** Consigne 1 **
Reproduisez mot pour mot le passage du texte sur l'accord de Paris, de « Agrégés, ces efforts » à « deçà de 2°C. ».
** Consigne 2 **
Poursuivez la rédaction du texte sur l'accord de Paris et le réchauffement climatique, en reprenant juste après sa dernière phrase.

** Texte choisi **
Le défi est de taille

Les efforts consentis par les 150 Etats qui ont déjà fixé leurs engagements nationaux pour l’accord de Paris représentent une première étape trop insuffisante pour stabiliser le réchauffement climatique en deçà de 2°C : les pays du Golfe font l’école buissonnière car ils ne se sont pas encore fixés d’objectifs de réduction d’émission ; Australie, Canada, Russie, Nouvelle Zélande sont les cancres de la classe ; l’Union Européenne et les Etats-Unis ont proposé des objectifs frileux et ne mènent pas la danse ; les pays les plus pauvres et les moins pollueurs sont souvent au premier rang – démontrant au reste de la classe qu’il est possible de construire des modèles de développement sans polluer. A condition de recevoir un soutien international adapté.

Agrégés, ces efforts nous placent sur une trajectoire de +/- 3°C de réchauffement. 3°C de trop : la terre s’est déjà réchauffée de 0,85°C par rapport à l’époque pré-industrielle et déjà, les impacts se font ressentir partout dans le monde en décimant déjà récoltes, habitations, lieux de culte, les familles, et chaînes de production. Ces efforts seront insuffisants tant que notre économie entière repose sur la production et consommation d’énergies fossiles  (qui représentent 80% de notre mix énergétique et une grosse partie des émissions de gaz à effet de serre). Cette transition des énergies sales vers un système 100% renouvelable et sobre ne se fera pas du jour au lendemain mais doit impérativement commencer aujourd’hui si on veut se laisser une chance de stabiliser le réchauffement climatique (bien) en deçà de 2°C.

Il est évident qu’un accord à Paris ne peut pas faire de miracles et doit servir de plancher, pas de plafond. A minima cependant, il peut et doit impérativement créer le cadre d’une transition énergétique mondialisée, et créer les mécanismes de solidarité qui permettront aux pays affectés de faire face aux conséquences inévitables et irréversibles du réchauffement. Or, les textes de négociation sur la table sont encore trop loin du compte pour constituer les bases d’un accord « a minima » pour Paris.

Pour l’instant, le plan pour la rédaction est insuffisamment structuré et au regard des efforts consentis, la moyenne de la classe très basse : on se dirige tout droit dans le mur des 3°C !

** Données recueillies **

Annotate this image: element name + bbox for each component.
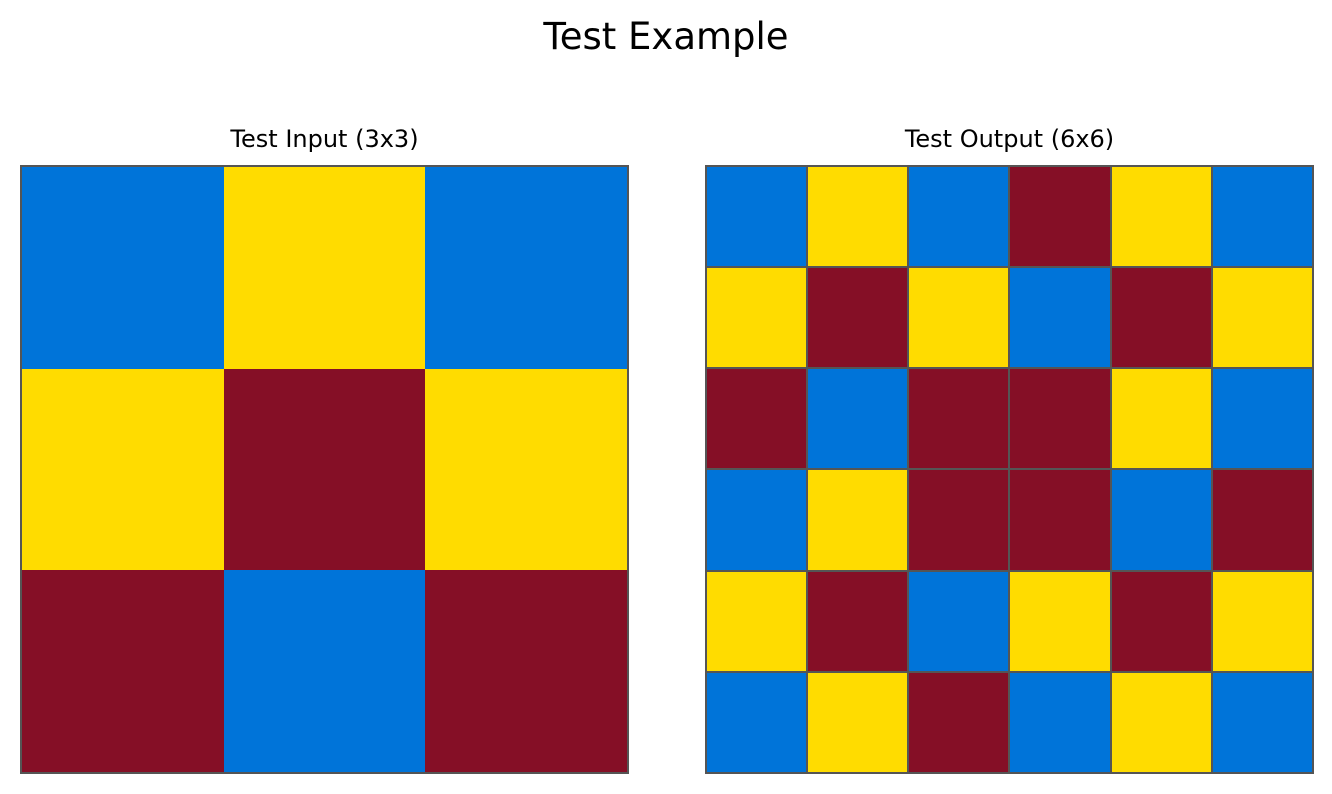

** Résultat final 1 **
Agrégés, ces efforts nous placent sur une trajectoire de +/- 3°C de réchauffement. 3°C de trop : la terre s’est déjà réchauffée de 0,85°C par rapport à l’époque pré-industrielle et déjà, les impacts se font ressentir partout dans le monde en décimant déjà récoltes, habitations, lieux de culte, les familles, et chaînes de production. Ces efforts seront insuffisants tant que notre économie entière repose sur la production et consommation d’énergies fossiles  (qui représentent 80% de notre mix énergétique et une grosse partie des émissions de gaz à effet de serre). Cette transition des énergies sales vers un système 100% renouvelable et sobre ne se fera pas du jour au lendemain mais doit impérativement commencer aujourd’hui si on veut se laisser une chance de stabiliser le réchauffement climatique (bien) en deçà de 2°C.

** Résultat final 2 **
 

Un nouveau texte sur la table : qu’est ce que ça veut dire ?

Une nouvelle proposition de texte de négociation est sur la table depuis début octobre. C’est une « note » proposée par les co-présidents du processus aux pays : elle n’a pas de statut formel. Le premier objectif de la négociation à Bonn sera donc de savoir si les pays souhaitent s’en servir comme base légitime pour négocier cette semaine et à Paris. Ou pas.

Sur la forme, il est plus élagué, plus court, plus clair et prend la forme d’un « brouillon » d’accord. Les options sont moins nombreuses, et plus tranchées. Il permet enfin d’entrer dans le dur des négociations. Sur le fond, en revanche, le texte est catastrophique. La plupart des idées sont entre parenthèses ou dispersées, ou pire, absentes. Y compris et surtout toutes celles qui permettraient de régulièrement renforcer les engagements des Etats, de donner une direction de long terme, de financer et planifier l’adaptation face aux impacts et de gérer les conséquences irréversibles des changements climatiques. Les premiers jours de la négociation à Bonn porteront sur la légitimité de ce texte à servir de base pour la négociation.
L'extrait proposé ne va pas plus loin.